** BEGIN Excerpted records **

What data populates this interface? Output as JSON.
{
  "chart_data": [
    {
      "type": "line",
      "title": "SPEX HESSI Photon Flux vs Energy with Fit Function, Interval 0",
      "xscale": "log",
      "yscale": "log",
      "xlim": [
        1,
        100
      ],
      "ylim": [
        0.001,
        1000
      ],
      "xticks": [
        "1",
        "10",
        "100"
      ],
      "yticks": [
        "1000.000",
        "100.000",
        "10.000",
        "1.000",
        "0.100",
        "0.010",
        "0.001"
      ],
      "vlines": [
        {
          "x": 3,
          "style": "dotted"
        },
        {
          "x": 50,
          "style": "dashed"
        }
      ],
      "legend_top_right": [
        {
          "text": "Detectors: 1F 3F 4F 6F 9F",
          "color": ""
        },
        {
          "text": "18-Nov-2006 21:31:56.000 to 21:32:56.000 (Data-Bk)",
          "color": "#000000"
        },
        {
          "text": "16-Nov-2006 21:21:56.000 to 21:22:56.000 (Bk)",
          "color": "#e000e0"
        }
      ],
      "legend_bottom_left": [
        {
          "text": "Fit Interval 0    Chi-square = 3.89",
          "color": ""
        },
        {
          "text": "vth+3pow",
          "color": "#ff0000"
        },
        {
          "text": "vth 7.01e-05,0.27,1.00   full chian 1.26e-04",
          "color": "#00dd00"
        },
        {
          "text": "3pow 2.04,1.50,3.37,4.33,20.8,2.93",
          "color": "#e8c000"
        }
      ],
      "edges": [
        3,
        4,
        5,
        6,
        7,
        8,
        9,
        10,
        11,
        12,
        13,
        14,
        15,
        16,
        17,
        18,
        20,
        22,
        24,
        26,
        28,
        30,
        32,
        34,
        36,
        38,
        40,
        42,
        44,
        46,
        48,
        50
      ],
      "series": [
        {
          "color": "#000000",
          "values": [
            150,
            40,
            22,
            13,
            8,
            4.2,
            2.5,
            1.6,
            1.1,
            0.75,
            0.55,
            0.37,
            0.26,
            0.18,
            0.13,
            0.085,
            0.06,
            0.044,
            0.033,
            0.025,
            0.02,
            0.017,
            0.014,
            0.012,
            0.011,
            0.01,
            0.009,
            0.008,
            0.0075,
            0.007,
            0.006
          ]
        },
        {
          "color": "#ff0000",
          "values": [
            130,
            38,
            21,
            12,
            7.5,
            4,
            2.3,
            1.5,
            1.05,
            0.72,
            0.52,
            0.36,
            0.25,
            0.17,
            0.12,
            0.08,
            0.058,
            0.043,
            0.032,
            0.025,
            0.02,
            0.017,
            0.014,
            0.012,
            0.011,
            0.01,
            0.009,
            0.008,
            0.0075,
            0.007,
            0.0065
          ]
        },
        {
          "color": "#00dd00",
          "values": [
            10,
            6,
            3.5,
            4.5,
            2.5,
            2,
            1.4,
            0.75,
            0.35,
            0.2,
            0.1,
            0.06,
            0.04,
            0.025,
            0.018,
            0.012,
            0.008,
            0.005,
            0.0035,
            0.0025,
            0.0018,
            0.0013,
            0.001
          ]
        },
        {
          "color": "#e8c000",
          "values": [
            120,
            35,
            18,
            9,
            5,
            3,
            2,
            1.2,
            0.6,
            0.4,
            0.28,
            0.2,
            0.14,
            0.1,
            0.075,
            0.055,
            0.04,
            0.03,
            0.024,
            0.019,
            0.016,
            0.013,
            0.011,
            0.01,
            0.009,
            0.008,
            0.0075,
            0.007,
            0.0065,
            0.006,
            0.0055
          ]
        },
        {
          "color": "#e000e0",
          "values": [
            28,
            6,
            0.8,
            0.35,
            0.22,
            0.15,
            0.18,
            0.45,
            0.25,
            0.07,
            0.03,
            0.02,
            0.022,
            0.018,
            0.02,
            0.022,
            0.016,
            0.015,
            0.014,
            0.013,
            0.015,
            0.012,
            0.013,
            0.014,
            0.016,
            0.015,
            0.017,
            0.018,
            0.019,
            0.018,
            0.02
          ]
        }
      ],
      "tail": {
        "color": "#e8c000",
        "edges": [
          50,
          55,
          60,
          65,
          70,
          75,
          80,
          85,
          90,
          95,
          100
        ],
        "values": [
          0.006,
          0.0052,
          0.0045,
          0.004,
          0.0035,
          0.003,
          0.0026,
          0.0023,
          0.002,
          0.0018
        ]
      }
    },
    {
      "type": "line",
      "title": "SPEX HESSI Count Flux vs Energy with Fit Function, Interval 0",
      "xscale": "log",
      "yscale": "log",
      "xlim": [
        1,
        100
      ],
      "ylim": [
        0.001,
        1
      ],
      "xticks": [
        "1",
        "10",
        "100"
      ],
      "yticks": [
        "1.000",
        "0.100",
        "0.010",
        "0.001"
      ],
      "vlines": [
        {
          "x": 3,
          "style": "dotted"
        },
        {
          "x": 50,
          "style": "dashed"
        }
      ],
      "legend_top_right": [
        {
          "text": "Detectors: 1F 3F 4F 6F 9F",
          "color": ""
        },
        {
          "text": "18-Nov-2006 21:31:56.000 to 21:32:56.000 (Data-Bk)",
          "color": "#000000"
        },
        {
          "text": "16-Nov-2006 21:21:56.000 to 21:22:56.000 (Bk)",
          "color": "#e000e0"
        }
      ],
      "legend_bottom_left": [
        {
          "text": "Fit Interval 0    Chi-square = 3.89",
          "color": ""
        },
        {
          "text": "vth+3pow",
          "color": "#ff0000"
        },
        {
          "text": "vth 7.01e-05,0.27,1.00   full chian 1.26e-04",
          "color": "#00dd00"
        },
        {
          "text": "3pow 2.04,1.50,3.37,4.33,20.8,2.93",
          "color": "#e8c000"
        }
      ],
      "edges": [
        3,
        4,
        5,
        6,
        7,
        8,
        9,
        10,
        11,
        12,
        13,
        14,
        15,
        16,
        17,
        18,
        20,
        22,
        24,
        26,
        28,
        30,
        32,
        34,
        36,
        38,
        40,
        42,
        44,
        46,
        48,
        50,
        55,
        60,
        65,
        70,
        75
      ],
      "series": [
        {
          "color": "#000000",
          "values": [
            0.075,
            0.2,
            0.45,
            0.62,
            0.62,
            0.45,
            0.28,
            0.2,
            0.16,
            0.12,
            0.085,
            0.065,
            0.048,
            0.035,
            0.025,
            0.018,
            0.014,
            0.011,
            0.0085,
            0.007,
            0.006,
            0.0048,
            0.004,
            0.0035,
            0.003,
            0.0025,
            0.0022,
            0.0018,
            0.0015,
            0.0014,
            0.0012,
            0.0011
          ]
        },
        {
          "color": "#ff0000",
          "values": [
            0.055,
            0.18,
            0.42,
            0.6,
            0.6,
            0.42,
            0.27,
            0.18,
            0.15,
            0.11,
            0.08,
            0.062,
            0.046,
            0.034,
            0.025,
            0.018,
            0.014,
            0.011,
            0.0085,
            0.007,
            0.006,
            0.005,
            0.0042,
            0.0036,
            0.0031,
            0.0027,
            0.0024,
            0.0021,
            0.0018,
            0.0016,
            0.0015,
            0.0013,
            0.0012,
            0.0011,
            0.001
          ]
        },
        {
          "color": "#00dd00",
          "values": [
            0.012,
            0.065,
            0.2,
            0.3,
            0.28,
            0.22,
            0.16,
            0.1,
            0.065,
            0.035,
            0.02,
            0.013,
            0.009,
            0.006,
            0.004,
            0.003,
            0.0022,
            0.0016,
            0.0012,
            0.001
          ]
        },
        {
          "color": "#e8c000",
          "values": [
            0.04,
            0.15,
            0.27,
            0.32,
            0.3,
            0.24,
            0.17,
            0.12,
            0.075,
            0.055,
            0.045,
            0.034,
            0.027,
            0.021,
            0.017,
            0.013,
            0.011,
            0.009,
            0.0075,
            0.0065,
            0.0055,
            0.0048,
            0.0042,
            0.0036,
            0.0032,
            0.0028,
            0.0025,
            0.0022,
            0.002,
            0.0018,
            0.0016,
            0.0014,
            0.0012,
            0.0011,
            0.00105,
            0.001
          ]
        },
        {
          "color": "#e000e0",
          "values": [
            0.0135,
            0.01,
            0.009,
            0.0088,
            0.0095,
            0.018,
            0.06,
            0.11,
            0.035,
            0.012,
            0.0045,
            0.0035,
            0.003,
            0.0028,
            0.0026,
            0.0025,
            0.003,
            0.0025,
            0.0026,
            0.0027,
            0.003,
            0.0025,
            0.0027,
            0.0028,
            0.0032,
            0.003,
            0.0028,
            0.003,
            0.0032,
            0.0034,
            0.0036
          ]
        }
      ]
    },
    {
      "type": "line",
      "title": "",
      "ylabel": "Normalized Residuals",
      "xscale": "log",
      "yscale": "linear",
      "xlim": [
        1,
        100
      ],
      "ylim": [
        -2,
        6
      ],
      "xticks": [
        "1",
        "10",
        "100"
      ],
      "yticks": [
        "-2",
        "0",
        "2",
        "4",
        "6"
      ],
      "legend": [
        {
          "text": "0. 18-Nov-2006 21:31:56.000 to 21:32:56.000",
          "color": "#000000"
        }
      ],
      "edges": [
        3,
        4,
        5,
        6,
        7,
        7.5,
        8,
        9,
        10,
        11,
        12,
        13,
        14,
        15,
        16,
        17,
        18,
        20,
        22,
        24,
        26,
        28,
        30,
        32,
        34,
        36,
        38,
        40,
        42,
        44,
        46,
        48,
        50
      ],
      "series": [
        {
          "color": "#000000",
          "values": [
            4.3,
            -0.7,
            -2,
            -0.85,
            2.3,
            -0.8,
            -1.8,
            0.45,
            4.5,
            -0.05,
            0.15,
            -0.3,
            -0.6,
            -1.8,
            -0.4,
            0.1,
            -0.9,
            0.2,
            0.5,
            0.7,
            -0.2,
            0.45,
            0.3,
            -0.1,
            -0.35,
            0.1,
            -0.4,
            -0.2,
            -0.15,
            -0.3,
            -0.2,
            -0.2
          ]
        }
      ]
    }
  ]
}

** END Excerpted records **

**The request**
Extract all lines of the records above that include "HESSI".

**Result of the exercise**
      "title": "SPEX HESSI Photon Flux vs Energy with Fit Function, Interval 0",
      "title": "SPEX HESSI Count Flux vs Energy with Fit Function, Interval 0",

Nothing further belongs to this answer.